- _What you need to do_:
Every line holding the string "Tipo" should be gathered.

- _Data excerpts_:
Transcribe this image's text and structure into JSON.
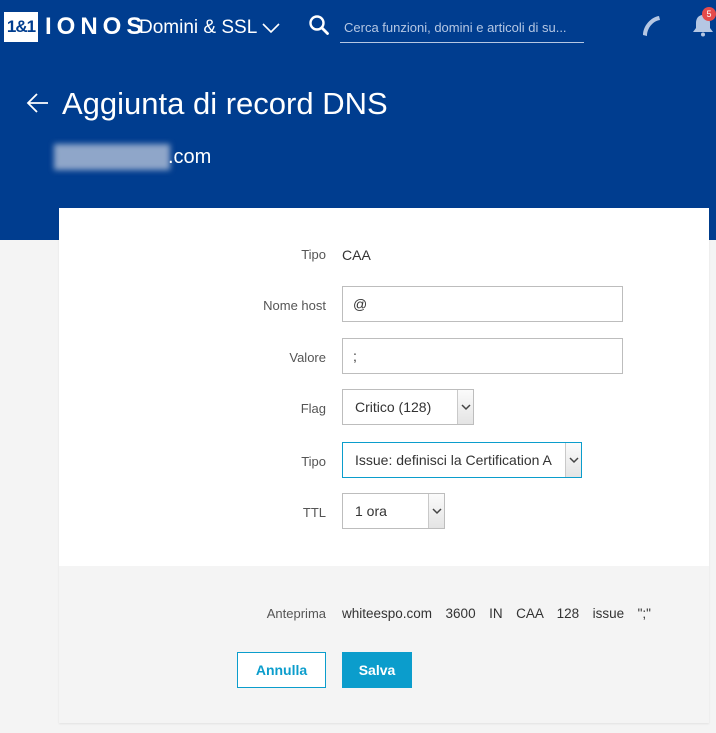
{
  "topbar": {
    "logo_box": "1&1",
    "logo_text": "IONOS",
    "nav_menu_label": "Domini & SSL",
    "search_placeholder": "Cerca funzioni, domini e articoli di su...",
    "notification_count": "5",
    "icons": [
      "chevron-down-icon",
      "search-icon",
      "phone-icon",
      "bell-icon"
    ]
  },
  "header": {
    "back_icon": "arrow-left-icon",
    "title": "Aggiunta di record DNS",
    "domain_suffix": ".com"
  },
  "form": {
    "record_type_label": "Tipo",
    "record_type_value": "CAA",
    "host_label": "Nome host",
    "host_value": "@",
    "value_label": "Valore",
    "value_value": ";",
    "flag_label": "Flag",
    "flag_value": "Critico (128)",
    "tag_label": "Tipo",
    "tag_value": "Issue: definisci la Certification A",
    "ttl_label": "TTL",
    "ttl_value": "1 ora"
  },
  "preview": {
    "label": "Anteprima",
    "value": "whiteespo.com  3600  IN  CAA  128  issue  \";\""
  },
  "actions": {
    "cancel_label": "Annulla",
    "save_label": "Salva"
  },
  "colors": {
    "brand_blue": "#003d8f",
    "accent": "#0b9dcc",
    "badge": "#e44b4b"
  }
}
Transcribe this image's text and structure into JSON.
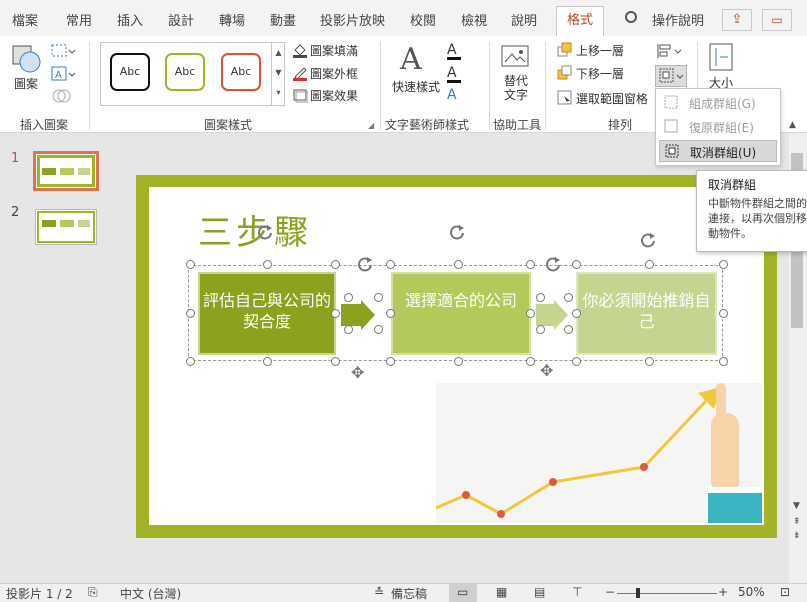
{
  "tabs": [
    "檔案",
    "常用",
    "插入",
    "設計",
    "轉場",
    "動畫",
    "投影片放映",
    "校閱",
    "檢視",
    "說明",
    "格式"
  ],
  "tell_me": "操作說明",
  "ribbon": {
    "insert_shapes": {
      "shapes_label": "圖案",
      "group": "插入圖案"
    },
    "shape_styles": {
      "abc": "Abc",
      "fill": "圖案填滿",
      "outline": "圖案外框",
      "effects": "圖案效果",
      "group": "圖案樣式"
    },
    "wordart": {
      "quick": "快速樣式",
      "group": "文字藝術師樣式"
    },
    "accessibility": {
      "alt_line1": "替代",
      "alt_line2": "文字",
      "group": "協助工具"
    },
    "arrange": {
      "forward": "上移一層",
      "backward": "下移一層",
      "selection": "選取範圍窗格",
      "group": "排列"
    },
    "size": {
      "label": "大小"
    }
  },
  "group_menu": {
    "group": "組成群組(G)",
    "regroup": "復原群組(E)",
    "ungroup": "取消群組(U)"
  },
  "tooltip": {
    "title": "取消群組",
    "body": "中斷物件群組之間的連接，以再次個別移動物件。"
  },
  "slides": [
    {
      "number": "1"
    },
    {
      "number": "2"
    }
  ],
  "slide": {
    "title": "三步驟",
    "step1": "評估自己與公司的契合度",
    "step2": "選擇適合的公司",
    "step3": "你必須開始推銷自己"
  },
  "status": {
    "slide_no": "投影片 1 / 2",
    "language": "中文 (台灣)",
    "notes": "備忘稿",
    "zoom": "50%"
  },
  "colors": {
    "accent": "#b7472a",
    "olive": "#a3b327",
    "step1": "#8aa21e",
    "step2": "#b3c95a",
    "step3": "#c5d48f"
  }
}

- _Complete response_:
    "record_type_label": "Tipo",
    "tag_label": "Tipo",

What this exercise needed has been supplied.